◆ **Task material**
+ + + +
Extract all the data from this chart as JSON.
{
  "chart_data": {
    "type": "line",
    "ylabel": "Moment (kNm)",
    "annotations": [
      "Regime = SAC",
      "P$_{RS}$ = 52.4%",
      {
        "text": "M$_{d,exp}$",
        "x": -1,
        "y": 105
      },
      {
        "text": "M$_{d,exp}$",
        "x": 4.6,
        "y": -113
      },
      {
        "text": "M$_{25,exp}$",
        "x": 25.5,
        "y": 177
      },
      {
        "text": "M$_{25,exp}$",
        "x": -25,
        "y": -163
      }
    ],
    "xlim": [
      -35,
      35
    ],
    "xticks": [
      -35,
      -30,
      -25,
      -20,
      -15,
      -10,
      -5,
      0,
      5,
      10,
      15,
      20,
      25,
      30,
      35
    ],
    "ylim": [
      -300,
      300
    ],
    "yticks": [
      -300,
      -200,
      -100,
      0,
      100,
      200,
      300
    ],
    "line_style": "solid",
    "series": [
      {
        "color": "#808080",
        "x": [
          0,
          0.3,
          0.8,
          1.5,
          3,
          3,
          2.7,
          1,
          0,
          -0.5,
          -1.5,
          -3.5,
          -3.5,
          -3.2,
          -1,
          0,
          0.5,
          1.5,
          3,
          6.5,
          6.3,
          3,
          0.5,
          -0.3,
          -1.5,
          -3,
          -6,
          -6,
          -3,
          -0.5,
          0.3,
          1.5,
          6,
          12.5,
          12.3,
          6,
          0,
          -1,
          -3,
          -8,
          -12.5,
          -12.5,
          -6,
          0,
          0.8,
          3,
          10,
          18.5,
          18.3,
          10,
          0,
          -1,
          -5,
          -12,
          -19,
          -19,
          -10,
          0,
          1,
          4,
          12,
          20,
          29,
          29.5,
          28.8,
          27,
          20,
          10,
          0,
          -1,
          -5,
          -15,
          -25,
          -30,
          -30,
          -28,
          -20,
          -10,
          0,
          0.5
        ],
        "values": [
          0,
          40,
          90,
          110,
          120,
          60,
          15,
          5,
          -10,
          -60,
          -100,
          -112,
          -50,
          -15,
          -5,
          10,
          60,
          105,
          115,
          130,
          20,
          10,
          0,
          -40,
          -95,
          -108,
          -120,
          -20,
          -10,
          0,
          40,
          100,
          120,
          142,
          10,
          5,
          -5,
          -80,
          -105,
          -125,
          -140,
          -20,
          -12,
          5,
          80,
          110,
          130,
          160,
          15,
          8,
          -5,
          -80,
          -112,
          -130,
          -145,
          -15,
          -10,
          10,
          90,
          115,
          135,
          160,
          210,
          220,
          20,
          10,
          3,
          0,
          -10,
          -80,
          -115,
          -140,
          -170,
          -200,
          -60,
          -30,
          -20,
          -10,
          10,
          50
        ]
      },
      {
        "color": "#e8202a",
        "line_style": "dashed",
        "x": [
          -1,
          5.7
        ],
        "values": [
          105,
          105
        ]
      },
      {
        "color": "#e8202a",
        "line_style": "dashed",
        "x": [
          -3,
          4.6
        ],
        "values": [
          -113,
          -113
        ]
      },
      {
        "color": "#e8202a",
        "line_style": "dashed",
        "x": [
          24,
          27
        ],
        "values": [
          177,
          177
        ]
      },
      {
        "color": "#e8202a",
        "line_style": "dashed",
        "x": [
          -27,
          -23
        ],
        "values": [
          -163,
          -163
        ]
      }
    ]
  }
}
+ + + +
Copy out each line exactly.

Extract all the data from this chart as JSON.
{
  "chart_data": {
    "type": "line",
    "ylabel": "Moment (kNm)",
    "annotations": [
      "Regime = SAC",
      "P$_{RS}$ = 52.4%",
      {
        "text": "M$_{d,exp}$",
        "x": -1,
        "y": 105
      },
      {
        "text": "M$_{d,exp}$",
        "x": 4.6,
        "y": -113
      },
      {
        "text": "M$_{25,exp}$",
        "x": 25.5,
        "y": 177
      },
      {
        "text": "M$_{25,exp}$",
        "x": -25,
        "y": -163
      }
    ],
    "xlim": [
      -35,
      35
    ],
    "xticks": [
      -35,
      -30,
      -25,
      -20,
      -15,
      -10,
      -5,
      0,
      5,
      10,
      15,
      20,
      25,
      30,
      35
    ],
    "ylim": [
      -300,
      300
    ],
    "yticks": [
      -300,
      -200,
      -100,
      0,
      100,
      200,
      300
    ],
    "line_style": "solid",
    "series": [
      {
        "color": "#808080",
        "x": [
          0,
          0.3,
          0.8,
          1.5,
          3,
          3,
          2.7,
          1,
          0,
          -0.5,
          -1.5,
          -3.5,
          -3.5,
          -3.2,
          -1,
          0,
          0.5,
          1.5,
          3,
          6.5,
          6.3,
          3,
          0.5,
          -0.3,
          -1.5,
          -3,
          -6,
          -6,
          -3,
          -0.5,
          0.3,
          1.5,
          6,
          12.5,
          12.3,
          6,
          0,
          -1,
          -3,
          -8,
          -12.5,
          -12.5,
          -6,
          0,
          0.8,
          3,
          10,
          18.5,
          18.3,
          10,
          0,
          -1,
          -5,
          -12,
          -19,
          -19,
          -10,
          0,
          1,
          4,
          12,
          20,
          29,
          29.5,
          28.8,
          27,
          20,
          10,
          0,
          -1,
          -5,
          -15,
          -25,
          -30,
          -30,
          -28,
          -20,
          -10,
          0,
          0.5
        ],
        "values": [
          0,
          40,
          90,
          110,
          120,
          60,
          15,
          5,
          -10,
          -60,
          -100,
          -112,
          -50,
          -15,
          -5,
          10,
          60,
          105,
          115,
          130,
          20,
          10,
          0,
          -40,
          -95,
          -108,
          -120,
          -20,
          -10,
          0,
          40,
          100,
          120,
          142,
          10,
          5,
          -5,
          -80,
          -105,
          -125,
          -140,
          -20,
          -12,
          5,
          80,
          110,
          130,
          160,
          15,
          8,
          -5,
          -80,
          -112,
          -130,
          -145,
          -15,
          -10,
          10,
          90,
          115,
          135,
          160,
          210,
          220,
          20,
          10,
          3,
          0,
          -10,
          -80,
          -115,
          -140,
          -170,
          -200,
          -60,
          -30,
          -20,
          -10,
          10,
          50
        ]
      },
      {
        "color": "#e8202a",
        "line_style": "dashed",
        "x": [
          -1,
          5.7
        ],
        "values": [
          105,
          105
        ]
      },
      {
        "color": "#e8202a",
        "line_style": "dashed",
        "x": [
          -3,
          4.6
        ],
        "values": [
          -113,
          -113
        ]
      },
      {
        "color": "#e8202a",
        "line_style": "dashed",
        "x": [
          24,
          27
        ],
        "values": [
          177,
          177
        ]
      },
      {
        "color": "#e8202a",
        "line_style": "dashed",
        "x": [
          -27,
          -23
        ],
        "values": [
          -163,
          -163
        ]
      }
    ]
  }
}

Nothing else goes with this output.